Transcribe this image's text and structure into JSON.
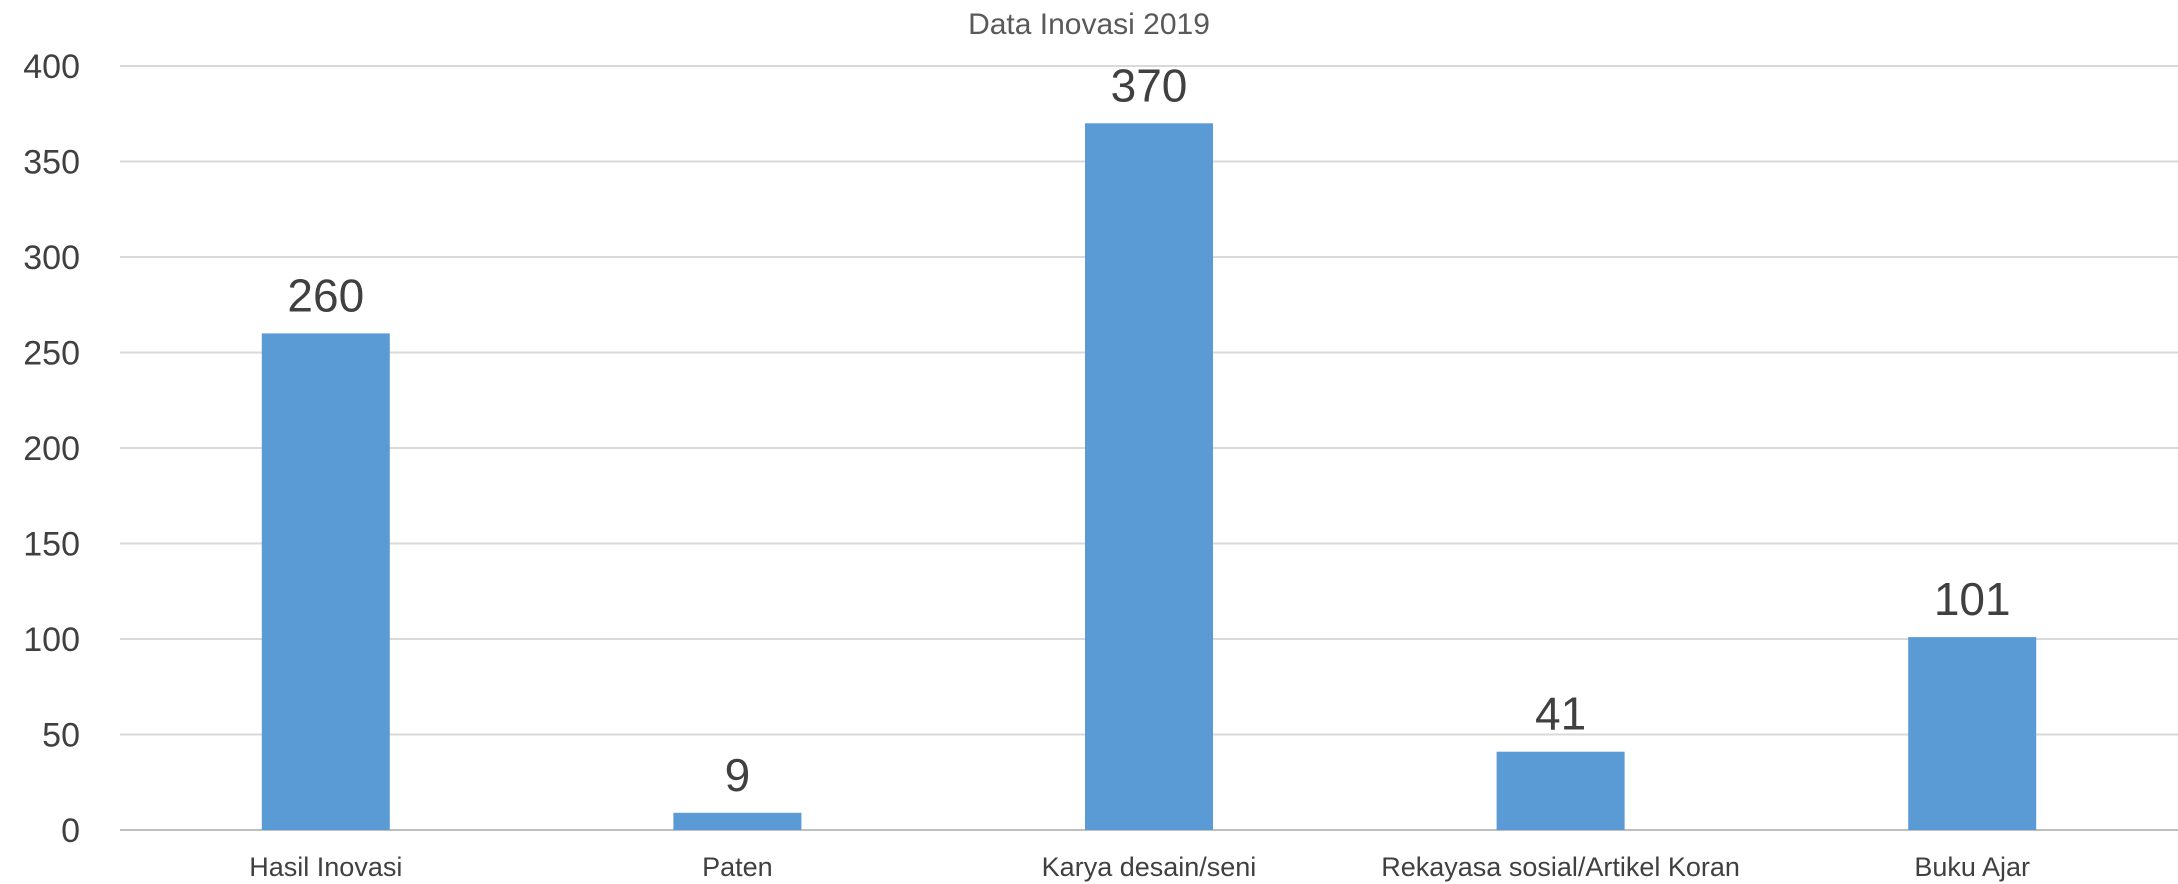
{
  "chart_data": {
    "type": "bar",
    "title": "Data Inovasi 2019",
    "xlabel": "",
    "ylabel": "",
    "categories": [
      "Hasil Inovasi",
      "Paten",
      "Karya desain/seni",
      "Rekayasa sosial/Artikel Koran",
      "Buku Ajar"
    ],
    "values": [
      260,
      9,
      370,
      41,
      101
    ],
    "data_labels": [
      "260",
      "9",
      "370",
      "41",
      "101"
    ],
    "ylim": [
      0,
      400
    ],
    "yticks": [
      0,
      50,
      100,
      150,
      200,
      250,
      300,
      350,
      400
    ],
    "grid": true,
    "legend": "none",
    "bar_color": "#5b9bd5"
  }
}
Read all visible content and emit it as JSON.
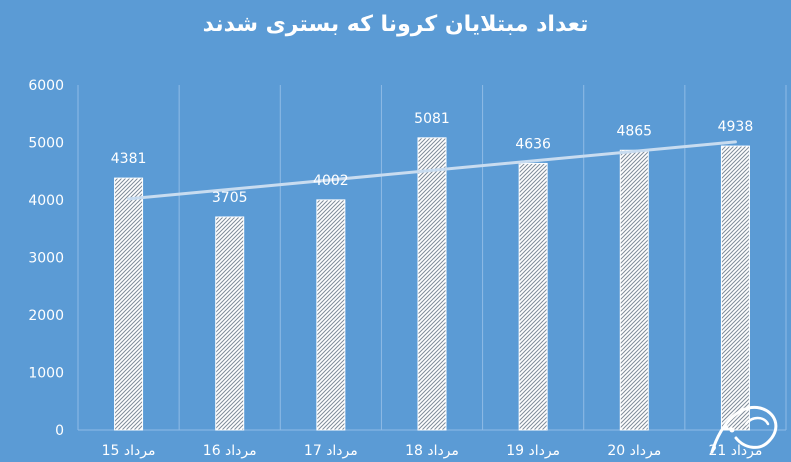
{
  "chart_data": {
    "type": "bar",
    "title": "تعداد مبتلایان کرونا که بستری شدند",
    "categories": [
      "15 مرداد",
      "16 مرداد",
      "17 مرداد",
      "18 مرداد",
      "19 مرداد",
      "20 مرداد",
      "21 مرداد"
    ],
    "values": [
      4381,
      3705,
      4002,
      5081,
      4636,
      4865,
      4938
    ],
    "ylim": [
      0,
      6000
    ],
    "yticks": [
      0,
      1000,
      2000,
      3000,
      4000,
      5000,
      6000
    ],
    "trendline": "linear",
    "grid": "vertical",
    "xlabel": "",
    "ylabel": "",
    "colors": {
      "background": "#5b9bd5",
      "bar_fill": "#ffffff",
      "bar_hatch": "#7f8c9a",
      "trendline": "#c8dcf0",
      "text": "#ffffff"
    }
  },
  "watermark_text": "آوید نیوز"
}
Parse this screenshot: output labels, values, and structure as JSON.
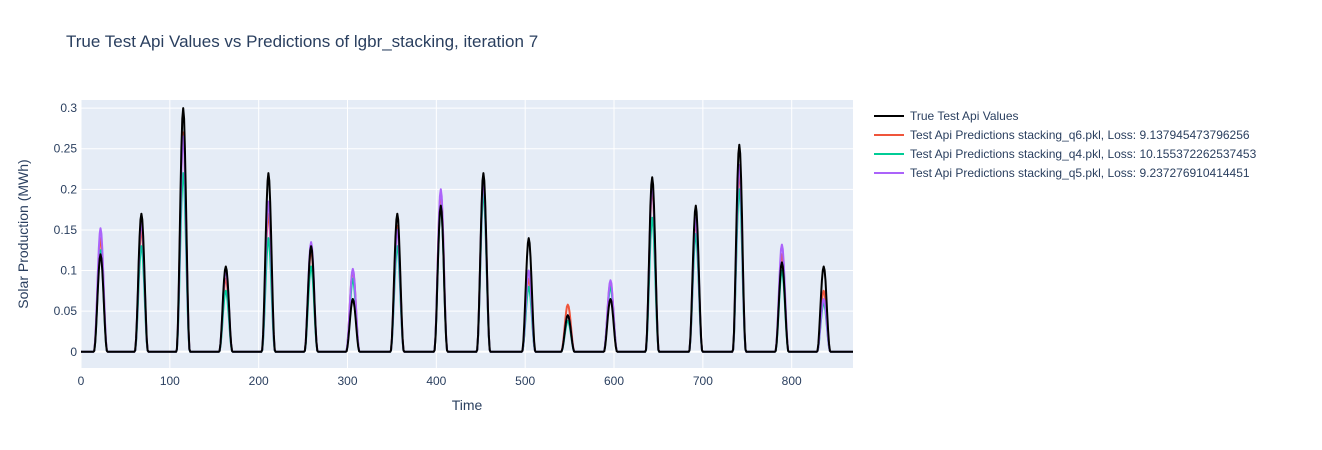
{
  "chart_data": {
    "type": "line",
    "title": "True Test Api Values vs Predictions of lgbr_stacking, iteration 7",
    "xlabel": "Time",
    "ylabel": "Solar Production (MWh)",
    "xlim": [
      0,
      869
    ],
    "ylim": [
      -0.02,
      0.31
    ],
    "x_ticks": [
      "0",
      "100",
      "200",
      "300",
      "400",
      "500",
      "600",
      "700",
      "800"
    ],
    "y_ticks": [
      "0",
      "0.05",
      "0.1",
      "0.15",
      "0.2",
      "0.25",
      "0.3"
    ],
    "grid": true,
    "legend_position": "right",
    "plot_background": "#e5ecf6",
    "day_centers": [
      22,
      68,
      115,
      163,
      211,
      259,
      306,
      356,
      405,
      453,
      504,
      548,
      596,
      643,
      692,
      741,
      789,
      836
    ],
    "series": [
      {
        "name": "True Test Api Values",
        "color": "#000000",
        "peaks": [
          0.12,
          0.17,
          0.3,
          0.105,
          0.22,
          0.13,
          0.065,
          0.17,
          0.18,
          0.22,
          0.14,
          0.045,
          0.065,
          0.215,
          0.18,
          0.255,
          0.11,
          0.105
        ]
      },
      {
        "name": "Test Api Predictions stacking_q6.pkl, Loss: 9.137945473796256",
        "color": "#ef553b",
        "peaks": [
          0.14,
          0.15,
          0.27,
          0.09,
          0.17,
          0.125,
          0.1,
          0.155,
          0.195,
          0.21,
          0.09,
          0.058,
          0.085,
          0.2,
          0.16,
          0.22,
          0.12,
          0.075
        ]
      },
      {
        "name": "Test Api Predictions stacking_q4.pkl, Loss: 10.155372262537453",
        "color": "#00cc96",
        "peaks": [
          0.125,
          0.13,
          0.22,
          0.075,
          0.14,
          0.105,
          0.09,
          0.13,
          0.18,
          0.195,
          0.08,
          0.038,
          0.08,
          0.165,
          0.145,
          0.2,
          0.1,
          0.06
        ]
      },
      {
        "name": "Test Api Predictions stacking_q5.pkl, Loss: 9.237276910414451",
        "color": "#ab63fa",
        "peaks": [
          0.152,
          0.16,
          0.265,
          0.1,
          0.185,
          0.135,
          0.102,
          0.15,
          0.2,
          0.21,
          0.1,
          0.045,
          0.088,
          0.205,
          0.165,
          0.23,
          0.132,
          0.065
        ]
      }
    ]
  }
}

━━━

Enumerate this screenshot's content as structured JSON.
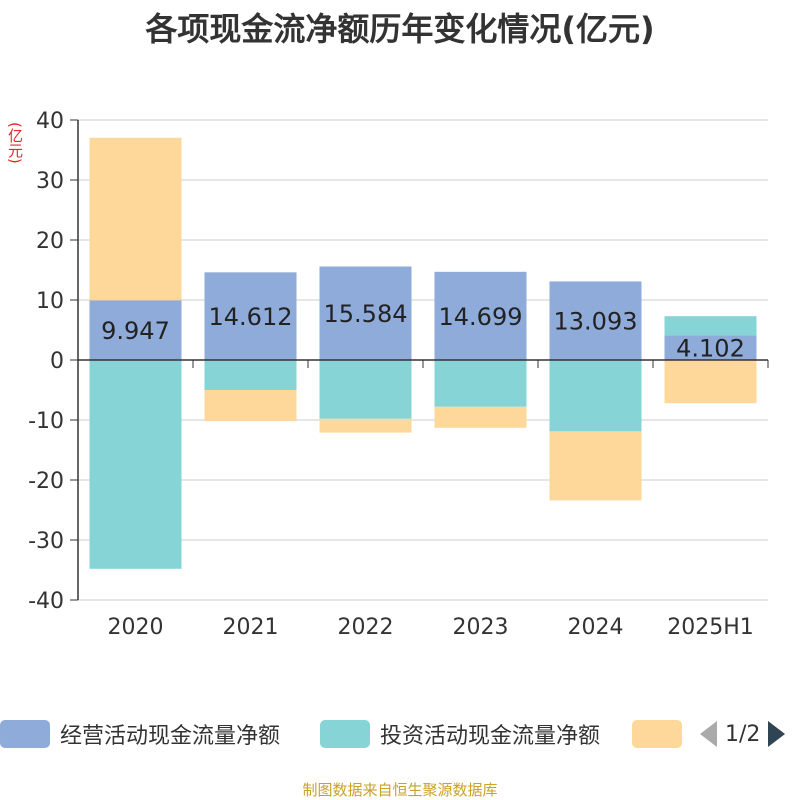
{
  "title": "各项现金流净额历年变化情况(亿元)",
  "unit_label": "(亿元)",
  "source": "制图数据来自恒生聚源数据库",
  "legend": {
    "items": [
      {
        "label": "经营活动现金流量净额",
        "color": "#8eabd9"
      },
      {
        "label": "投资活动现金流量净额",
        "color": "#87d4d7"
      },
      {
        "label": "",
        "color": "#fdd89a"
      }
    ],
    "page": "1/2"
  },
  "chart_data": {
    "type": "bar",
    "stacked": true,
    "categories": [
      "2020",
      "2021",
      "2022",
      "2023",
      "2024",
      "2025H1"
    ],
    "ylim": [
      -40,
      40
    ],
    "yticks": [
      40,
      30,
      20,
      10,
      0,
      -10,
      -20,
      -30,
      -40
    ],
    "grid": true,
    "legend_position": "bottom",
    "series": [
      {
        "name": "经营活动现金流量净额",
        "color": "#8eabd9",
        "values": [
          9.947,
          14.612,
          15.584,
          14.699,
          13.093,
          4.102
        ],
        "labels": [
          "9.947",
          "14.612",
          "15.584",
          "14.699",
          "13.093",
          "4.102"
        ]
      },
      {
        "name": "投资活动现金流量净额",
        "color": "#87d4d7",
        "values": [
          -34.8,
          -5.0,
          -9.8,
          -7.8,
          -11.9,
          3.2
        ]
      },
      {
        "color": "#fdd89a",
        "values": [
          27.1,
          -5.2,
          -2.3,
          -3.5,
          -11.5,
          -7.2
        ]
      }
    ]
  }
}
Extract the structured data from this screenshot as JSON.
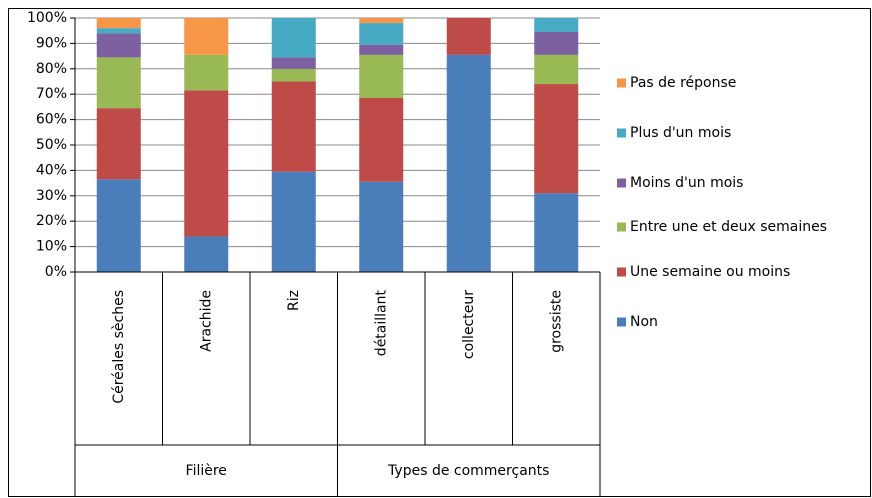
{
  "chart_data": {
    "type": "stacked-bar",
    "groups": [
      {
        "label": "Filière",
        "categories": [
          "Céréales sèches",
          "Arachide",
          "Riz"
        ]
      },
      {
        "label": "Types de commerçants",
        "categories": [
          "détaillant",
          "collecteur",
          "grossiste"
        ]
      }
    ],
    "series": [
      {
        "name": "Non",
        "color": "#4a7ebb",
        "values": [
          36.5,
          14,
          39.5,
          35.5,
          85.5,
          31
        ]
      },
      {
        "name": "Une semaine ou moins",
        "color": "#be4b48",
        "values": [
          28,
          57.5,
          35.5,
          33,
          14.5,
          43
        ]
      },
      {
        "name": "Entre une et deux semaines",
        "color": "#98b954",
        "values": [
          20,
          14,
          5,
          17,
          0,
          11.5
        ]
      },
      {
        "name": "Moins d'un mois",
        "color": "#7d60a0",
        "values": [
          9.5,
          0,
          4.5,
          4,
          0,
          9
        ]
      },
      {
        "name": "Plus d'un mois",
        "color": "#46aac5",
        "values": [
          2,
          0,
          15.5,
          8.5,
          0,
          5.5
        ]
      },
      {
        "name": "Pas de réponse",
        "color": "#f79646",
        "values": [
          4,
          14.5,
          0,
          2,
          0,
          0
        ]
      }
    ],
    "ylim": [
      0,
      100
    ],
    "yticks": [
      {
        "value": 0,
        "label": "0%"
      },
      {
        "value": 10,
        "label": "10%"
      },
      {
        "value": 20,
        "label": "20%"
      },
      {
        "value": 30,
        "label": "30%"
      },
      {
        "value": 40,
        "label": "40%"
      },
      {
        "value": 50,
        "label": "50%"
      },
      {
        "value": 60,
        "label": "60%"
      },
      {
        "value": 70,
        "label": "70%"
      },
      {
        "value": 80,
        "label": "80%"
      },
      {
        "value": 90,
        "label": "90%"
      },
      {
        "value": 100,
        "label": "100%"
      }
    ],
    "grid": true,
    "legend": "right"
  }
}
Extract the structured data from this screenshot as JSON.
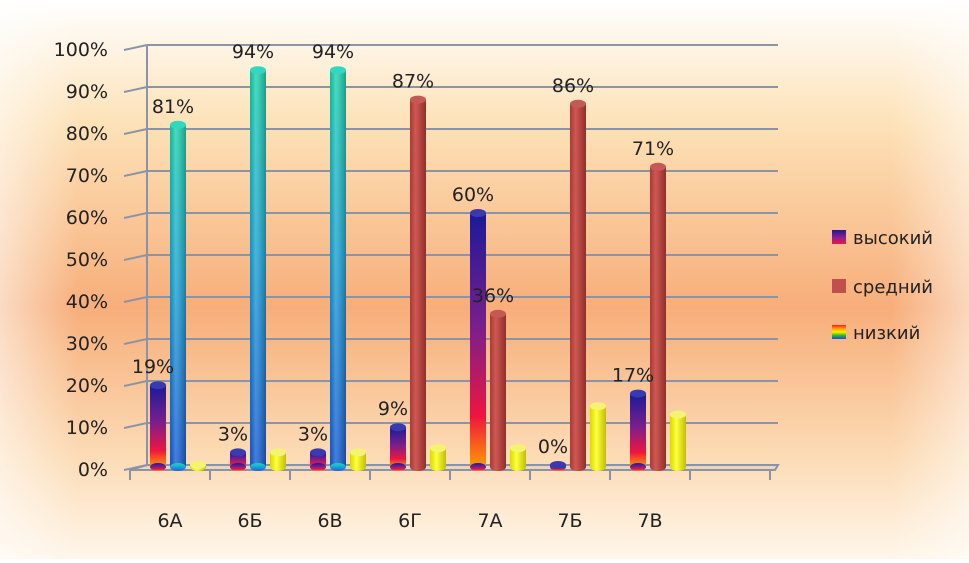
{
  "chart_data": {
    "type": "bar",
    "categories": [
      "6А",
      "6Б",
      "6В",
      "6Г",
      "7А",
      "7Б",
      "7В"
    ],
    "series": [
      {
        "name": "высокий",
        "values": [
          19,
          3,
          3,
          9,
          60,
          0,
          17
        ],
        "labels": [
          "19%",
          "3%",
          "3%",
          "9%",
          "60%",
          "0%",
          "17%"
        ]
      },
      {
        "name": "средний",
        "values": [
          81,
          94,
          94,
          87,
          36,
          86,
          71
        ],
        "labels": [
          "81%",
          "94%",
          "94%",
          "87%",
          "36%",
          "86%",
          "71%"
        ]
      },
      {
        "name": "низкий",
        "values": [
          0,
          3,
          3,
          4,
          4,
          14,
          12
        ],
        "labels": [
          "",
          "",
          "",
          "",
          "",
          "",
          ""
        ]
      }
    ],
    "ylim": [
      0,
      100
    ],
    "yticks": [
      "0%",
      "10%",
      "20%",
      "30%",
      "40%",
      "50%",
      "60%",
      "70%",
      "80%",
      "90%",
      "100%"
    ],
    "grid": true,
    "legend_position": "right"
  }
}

━━━

*Objective*. How many lines in the listing above contain the string "Inovasi"? Answer with the number only.

*Task response*. 2